■ **Objective**: The exercise asks for every line of the data to be reproduced exactly.

Dataset items:

-- START --

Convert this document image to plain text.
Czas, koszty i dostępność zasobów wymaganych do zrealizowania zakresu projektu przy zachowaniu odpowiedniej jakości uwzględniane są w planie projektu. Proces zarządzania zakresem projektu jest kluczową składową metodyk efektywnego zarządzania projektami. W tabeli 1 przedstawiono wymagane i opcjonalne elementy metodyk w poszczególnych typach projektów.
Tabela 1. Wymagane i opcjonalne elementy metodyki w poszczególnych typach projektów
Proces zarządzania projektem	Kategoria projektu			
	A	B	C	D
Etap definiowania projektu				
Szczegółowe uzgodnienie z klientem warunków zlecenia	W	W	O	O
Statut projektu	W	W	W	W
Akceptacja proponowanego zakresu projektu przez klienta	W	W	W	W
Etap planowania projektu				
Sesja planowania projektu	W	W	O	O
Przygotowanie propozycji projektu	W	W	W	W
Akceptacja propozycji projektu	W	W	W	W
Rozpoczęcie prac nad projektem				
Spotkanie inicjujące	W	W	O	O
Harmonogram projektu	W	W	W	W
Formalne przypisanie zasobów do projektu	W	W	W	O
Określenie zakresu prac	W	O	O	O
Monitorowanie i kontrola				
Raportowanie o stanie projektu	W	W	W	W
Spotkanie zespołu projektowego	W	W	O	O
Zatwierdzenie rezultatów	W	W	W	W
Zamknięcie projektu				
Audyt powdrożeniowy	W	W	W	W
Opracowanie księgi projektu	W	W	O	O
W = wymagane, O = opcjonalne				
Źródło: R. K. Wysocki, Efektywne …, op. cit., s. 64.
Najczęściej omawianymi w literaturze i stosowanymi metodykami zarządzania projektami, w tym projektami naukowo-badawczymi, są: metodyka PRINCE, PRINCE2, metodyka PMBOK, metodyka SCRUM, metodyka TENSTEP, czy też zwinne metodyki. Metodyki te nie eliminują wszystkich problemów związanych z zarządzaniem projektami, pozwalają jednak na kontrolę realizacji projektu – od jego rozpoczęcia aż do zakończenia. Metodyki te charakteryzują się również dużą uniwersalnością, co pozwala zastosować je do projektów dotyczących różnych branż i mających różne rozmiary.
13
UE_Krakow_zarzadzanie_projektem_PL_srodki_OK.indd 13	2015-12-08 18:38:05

-- END --

■ **Task solution**:
Convert this document image to plain text.
Czas, koszty i dostępność zasobów wymaganych do zrealizowania zakresu projektu przy zachowaniu odpowiedniej jakości uwzględniane są w planie projektu. Proces zarządzania zakresem projektu jest kluczową składową metodyk efektywnego zarządzania projektami. W tabeli 1 przedstawiono wymagane i opcjonalne elementy metodyk w poszczególnych typach projektów.
Tabela 1. Wymagane i opcjonalne elementy metodyki w poszczególnych typach projektów
Proces zarządzania projektem	Kategoria projektu			
	A	B	C	D
Etap definiowania projektu				
Szczegółowe uzgodnienie z klientem warunków zlecenia	W	W	O	O
Statut projektu	W	W	W	W
Akceptacja proponowanego zakresu projektu przez klienta	W	W	W	W
Etap planowania projektu				
Sesja planowania projektu	W	W	O	O
Przygotowanie propozycji projektu	W	W	W	W
Akceptacja propozycji projektu	W	W	W	W
Rozpoczęcie prac nad projektem				
Spotkanie inicjujące	W	W	O	O
Harmonogram projektu	W	W	W	W
Formalne przypisanie zasobów do projektu	W	W	W	O
Określenie zakresu prac	W	O	O	O
Monitorowanie i kontrola				
Raportowanie o stanie projektu	W	W	W	W
Spotkanie zespołu projektowego	W	W	O	O
Zatwierdzenie rezultatów	W	W	W	W
Zamknięcie projektu				
Audyt powdrożeniowy	W	W	W	W
Opracowanie księgi projektu	W	W	O	O
W = wymagane, O = opcjonalne				
Źródło: R. K. Wysocki, Efektywne …, op. cit., s. 64.
Najczęściej omawianymi w literaturze i stosowanymi metodykami zarządzania projektami, w tym projektami naukowo-badawczymi, są: metodyka PRINCE, PRINCE2, metodyka PMBOK, metodyka SCRUM, metodyka TENSTEP, czy też zwinne metodyki. Metodyki te nie eliminują wszystkich problemów związanych z zarządzaniem projektami, pozwalają jednak na kontrolę realizacji projektu – od jego rozpoczęcia aż do zakończenia. Metodyki te charakteryzują się również dużą uniwersalnością, co pozwala zastosować je do projektów dotyczących różnych branż i mających różne rozmiary.
13
UE_Krakow_zarzadzanie_projektem_PL_srodki_OK.indd 13	2015-12-08 18:38:05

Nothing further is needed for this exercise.